What the task requires — Every line that includes the word "中枢神经系统的影响" is to be listed.

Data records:
>> Begin

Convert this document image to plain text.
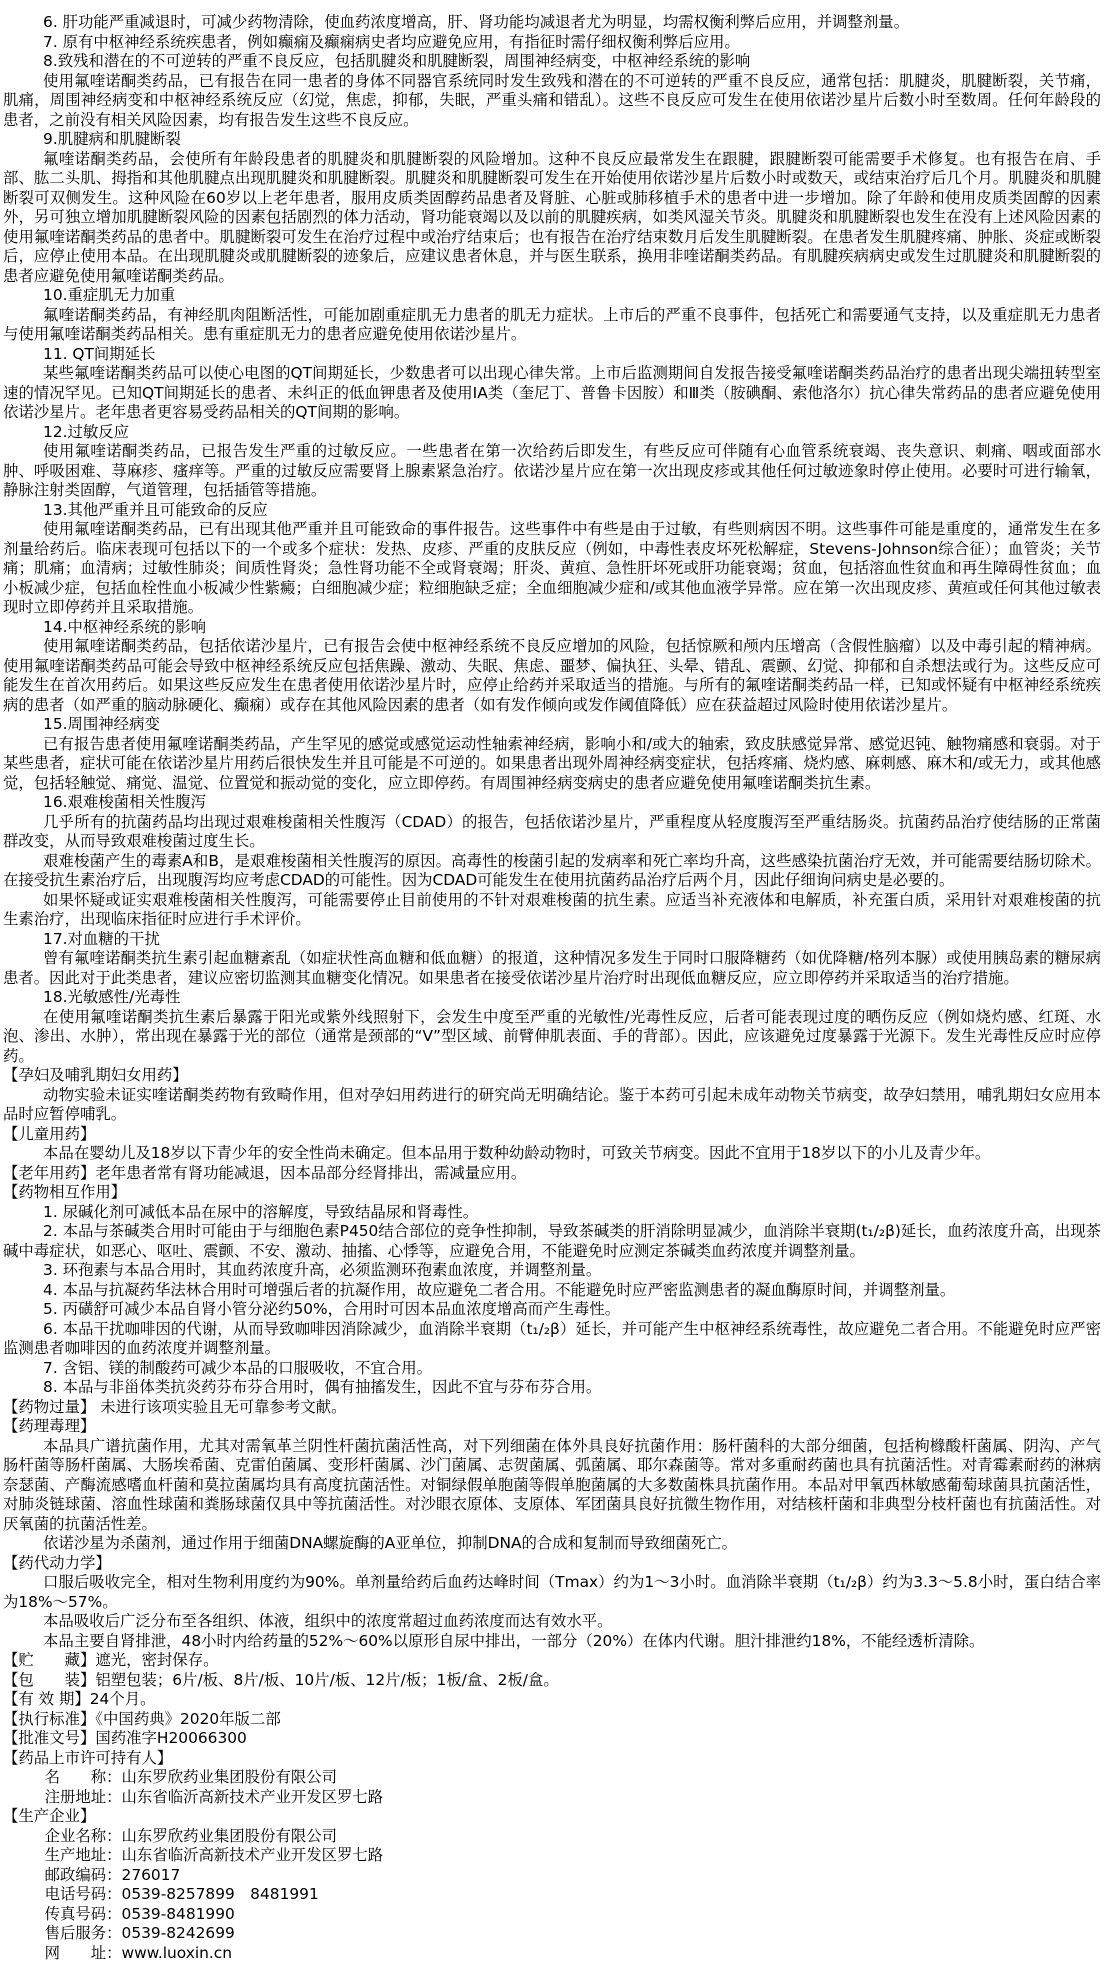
6. 肝功能严重减退时，可减少药物清除，使血药浓度增高，肝、肾功能均减退者尤为明显，均需权衡利弊后应用，并调整剂量。

7. 原有中枢神经系统疾患者，例如癫痫及癫痫病史者均应避免应用，有指征时需仔细权衡利弊后应用。

8.致残和潜在的不可逆转的严重不良反应，包括肌腱炎和肌腱断裂，周围神经病变，中枢神经系统的影响

使用氟喹诺酮类药品，已有报告在同一患者的身体不同器官系统同时发生致残和潜在的不可逆转的严重不良反应，通常包括：肌腱炎，肌腱断裂，关节痛，肌痛，周围神经病变和中枢神经系统反应（幻觉，焦虑，抑郁，失眠，严重头痛和错乱）。这些不良反应可发生在使用依诺沙星片后数小时至数周。任何年龄段的患者，之前没有相关风险因素，均有报告发生这些不良反应。

9.肌腱病和肌腱断裂

氟喹诺酮类药品，会使所有年龄段患者的肌腱炎和肌腱断裂的风险增加。这种不良反应最常发生在跟腱，跟腱断裂可能需要手术修复。也有报告在肩、手部、肱二头肌、拇指和其他肌腱点出现肌腱炎和肌腱断裂。肌腱炎和肌腱断裂可发生在开始使用依诺沙星片后数小时或数天，或结束治疗后几个月。肌腱炎和肌腱断裂可双侧发生。这种风险在60岁以上老年患者，服用皮质类固醇药品患者及肾脏、心脏或肺移植手术的患者中进一步增加。除了年龄和使用皮质类固醇的因素外，另可独立增加肌腱断裂风险的因素包括剧烈的体力活动，肾功能衰竭以及以前的肌腱疾病，如类风湿关节炎。肌腱炎和肌腱断裂也发生在没有上述风险因素的使用氟喹诺酮类药品的患者中。肌腱断裂可发生在治疗过程中或治疗结束后；也有报告在治疗结束数月后发生肌腱断裂。在患者发生肌腱疼痛、肿胀、炎症或断裂后，应停止使用本品。在出现肌腱炎或肌腱断裂的迹象后，应建议患者休息，并与医生联系，换用非喹诺酮类药品。有肌腱疾病病史或发生过肌腱炎和肌腱断裂的患者应避免使用氟喹诺酮类药品。

10.重症肌无力加重

氟喹诺酮类药品，有神经肌肉阻断活性，可能加剧重症肌无力患者的肌无力症状。上市后的严重不良事件，包括死亡和需要通气支持，以及重症肌无力患者与使用氟喹诺酮类药品相关。患有重症肌无力的患者应避免使用依诺沙星片。

11. QT间期延长

某些氟喹诺酮类药品可以使心电图的QT间期延长，少数患者可以出现心律失常。上市后监测期间自发报告接受氟喹诺酮类药品治疗的患者出现尖端扭转型室速的情况罕见。已知QT间期延长的患者、未纠正的低血钾患者及使用IA类（奎尼丁、普鲁卡因胺）和Ⅲ类（胺碘酮、索他洛尔）抗心律失常药品的患者应避免使用依诺沙星片。老年患者更容易受药品相关的QT间期的影响。

12.过敏反应

使用氟喹诺酮类药品，已报告发生严重的过敏反应。一些患者在第一次给药后即发生，有些反应可伴随有心血管系统衰竭、丧失意识、刺痛、咽或面部水肿、呼吸困难、荨麻疹、瘙痒等。严重的过敏反应需要肾上腺素紧急治疗。依诺沙星片应在第一次出现皮疹或其他任何过敏迹象时停止使用。必要时可进行输氧，静脉注射类固醇，气道管理，包括插管等措施。

13.其他严重并且可能致命的反应

使用氟喹诺酮类药品，已有出现其他严重并且可能致命的事件报告。这些事件中有些是由于过敏，有些则病因不明。这些事件可能是重度的，通常发生在多剂量给药后。临床表现可包括以下的一个或多个症状：发热、皮疹、严重的皮肤反应（例如，中毒性表皮坏死松解症，Stevens-Johnson综合征）；血管炎；关节痛；肌痛；血清病；过敏性肺炎；间质性肾炎；急性肾功能不全或肾衰竭；肝炎、黄疸、急性肝坏死或肝功能衰竭；贫血，包括溶血性贫血和再生障碍性贫血；血小板减少症，包括血栓性血小板减少性紫癜；白细胞减少症；粒细胞缺乏症；全血细胞减少症和/或其他血液学异常。应在第一次出现皮疹、黄疸或任何其他过敏表现时立即停药并且采取措施。

14.中枢神经系统的影响

使用氟喹诺酮类药品，包括依诺沙星片，已有报告会使中枢神经系统不良反应增加的风险，包括惊厥和颅内压增高（含假性脑瘤）以及中毒引起的精神病。使用氟喹诺酮类药品可能会导致中枢神经系统反应包括焦躁、激动、失眠、焦虑、噩梦、偏执狂、头晕、错乱、震颤、幻觉、抑郁和自杀想法或行为。这些反应可能发生在首次用药后。如果这些反应发生在患者使用依诺沙星片时，应停止给药并采取适当的措施。与所有的氟喹诺酮类药品一样，已知或怀疑有中枢神经系统疾病的患者（如严重的脑动脉硬化、癫痫）或存在其他风险因素的患者（如有发作倾向或发作阈值降低）应在获益超过风险时使用依诺沙星片。

15.周围神经病变

已有报告患者使用氟喹诺酮类药品，产生罕见的感觉或感觉运动性轴索神经病，影响小和/或大的轴索，致皮肤感觉异常、感觉迟钝、触物痛感和衰弱。对于某些患者，症状可能在依诺沙星片用药后很快发生并且可能是不可逆的。如果患者出现外周神经病变症状，包括疼痛、烧灼感、麻刺感、麻木和/或无力，或其他感觉，包括轻触觉、痛觉、温觉、位置觉和振动觉的变化，应立即停药。有周围神经病变病史的患者应避免使用氟喹诺酮类抗生素。

16.艰难梭菌相关性腹泻

几乎所有的抗菌药品均出现过艰难梭菌相关性腹泻（CDAD）的报告，包括依诺沙星片，严重程度从轻度腹泻至严重结肠炎。抗菌药品治疗使结肠的正常菌群改变，从而导致艰难梭菌过度生长。

艰难梭菌产生的毒素A和B，是艰难梭菌相关性腹泻的原因。高毒性的梭菌引起的发病率和死亡率均升高，这些感染抗菌治疗无效，并可能需要结肠切除术。在接受抗生素治疗后，出现腹泻均应考虑CDAD的可能性。因为CDAD可能发生在使用抗菌药品治疗后两个月，因此仔细询问病史是必要的。

如果怀疑或证实艰难梭菌相关性腹泻，可能需要停止目前使用的不针对艰难梭菌的抗生素。应适当补充液体和电解质，补充蛋白质，采用针对艰难梭菌的抗生素治疗，出现临床指征时应进行手术评价。

17.对血糖的干扰

曾有氟喹诺酮类抗生素引起血糖紊乱（如症状性高血糖和低血糖）的报道，这种情况多发生于同时口服降糖药（如优降糖/格列本脲）或使用胰岛素的糖尿病患者。因此对于此类患者，建议应密切监测其血糖变化情况。如果患者在接受依诺沙星片治疗时出现低血糖反应，应立即停药并采取适当的治疗措施。

18.光敏感性/光毒性

在使用氟喹诺酮类抗生素后暴露于阳光或紫外线照射下，会发生中度至严重的光敏性/光毒性反应，后者可能表现过度的晒伤反应（例如烧灼感、红斑、水泡、渗出、水肿），常出现在暴露于光的部位（通常是颈部的“V”型区域、前臂伸肌表面、手的背部）。因此，应该避免过度暴露于光源下。发生光毒性反应时应停药。

【孕妇及哺乳期妇女用药】

动物实验未证实喹诺酮类药物有致畸作用，但对孕妇用药进行的研究尚无明确结论。鉴于本药可引起未成年动物关节病变，故孕妇禁用，哺乳期妇女应用本品时应暂停哺乳。

【儿童用药】

本品在婴幼儿及18岁以下青少年的安全性尚未确定。但本品用于数种幼龄动物时，可致关节病变。因此不宜用于18岁以下的小儿及青少年。

【老年用药】老年患者常有肾功能减退，因本品部分经肾排出，需减量应用。

【药物相互作用】

1. 尿碱化剂可减低本品在尿中的溶解度，导致结晶尿和肾毒性。

2. 本品与茶碱类合用时可能由于与细胞色素P450结合部位的竞争性抑制，导致茶碱类的肝消除明显减少，血消除半衰期(t₁/₂β)延长，血药浓度升高，出现茶碱中毒症状，如恶心、呕吐、震颤、不安、激动、抽搐、心悸等，应避免合用，不能避免时应测定茶碱类血药浓度并调整剂量。

3. 环孢素与本品合用时，其血药浓度升高，必须监测环孢素血浓度，并调整剂量。

4. 本品与抗凝药华法林合用时可增强后者的抗凝作用，故应避免二者合用。不能避免时应严密监测患者的凝血酶原时间，并调整剂量。

5. 丙磺舒可减少本品自肾小管分泌约50%，合用时可因本品血浓度增高而产生毒性。

6. 本品干扰咖啡因的代谢，从而导致咖啡因消除减少，血消除半衰期（t₁/₂β）延长，并可能产生中枢神经系统毒性，故应避免二者合用。不能避免时应严密监测患者咖啡因的血药浓度并调整剂量。

7. 含铝、镁的制酸药可减少本品的口服吸收，不宜合用。

8. 本品与非甾体类抗炎药芬布芬合用时，偶有抽搐发生，因此不宜与芬布芬合用。

【药物过量】 未进行该项实验且无可靠参考文献。

【药理毒理】

本品具广谱抗菌作用，尤其对需氧革兰阴性杆菌抗菌活性高，对下列细菌在体外具良好抗菌作用：肠杆菌科的大部分细菌，包括枸橼酸杆菌属、阴沟、产气肠杆菌等肠杆菌属、大肠埃希菌、克雷伯菌属、变形杆菌属、沙门菌属、志贺菌属、弧菌属、耶尔森菌等。常对多重耐药菌也具有抗菌活性。对青霉素耐药的淋病奈瑟菌、产酶流感嗜血杆菌和莫拉菌属均具有高度抗菌活性。对铜绿假单胞菌等假单胞菌属的大多数菌株具抗菌作用。本品对甲氧西林敏感葡萄球菌具抗菌活性，对肺炎链球菌、溶血性球菌和粪肠球菌仅具中等抗菌活性。对沙眼衣原体、支原体、军团菌具良好抗微生物作用，对结核杆菌和非典型分枝杆菌也有抗菌活性。对厌氧菌的抗菌活性差。

依诺沙星为杀菌剂，通过作用于细菌DNA螺旋酶的A亚单位，抑制DNA的合成和复制而导致细菌死亡。

【药代动力学】

口服后吸收完全，相对生物利用度约为90%。单剂量给药后血药达峰时间（Tmax）约为1～3小时。血消除半衰期（t₁/₂β）约为3.3～5.8小时，蛋白结合率为18%～57%。

本品吸收后广泛分布至各组织、体液，组织中的浓度常超过血药浓度而达有效水平。

本品主要自肾排泄，48小时内给药量的52%～60%以原形自尿中排出，一部分（20%）在体内代谢。胆汁排泄约18%，不能经透析清除。

【贮　　藏】遮光，密封保存。

【包　　装】铝塑包装；6片/板、8片/板、10片/板、12片/板；1板/盒、2板/盒。

【有 效 期】24个月。

【执行标准】《中国药典》2020年版二部

【批准文号】国药准字H20066300

【药品上市许可持有人】

名　　称：山东罗欣药业集团股份有限公司

注册地址：山东省临沂高新技术产业开发区罗七路

【生产企业】

企业名称：山东罗欣药业集团股份有限公司

生产地址：山东省临沂高新技术产业开发区罗七路

邮政编码：276017

电话号码：0539-8257899　8481991

传真号码：0539-8481990

售后服务：0539-8242699

网　　址：www.luoxin.cn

>> End

Expected answer —
8.致残和潜在的不可逆转的严重不良反应，包括肌腱炎和肌腱断裂，周围神经病变，中枢神经系统的影响
14.中枢神经系统的影响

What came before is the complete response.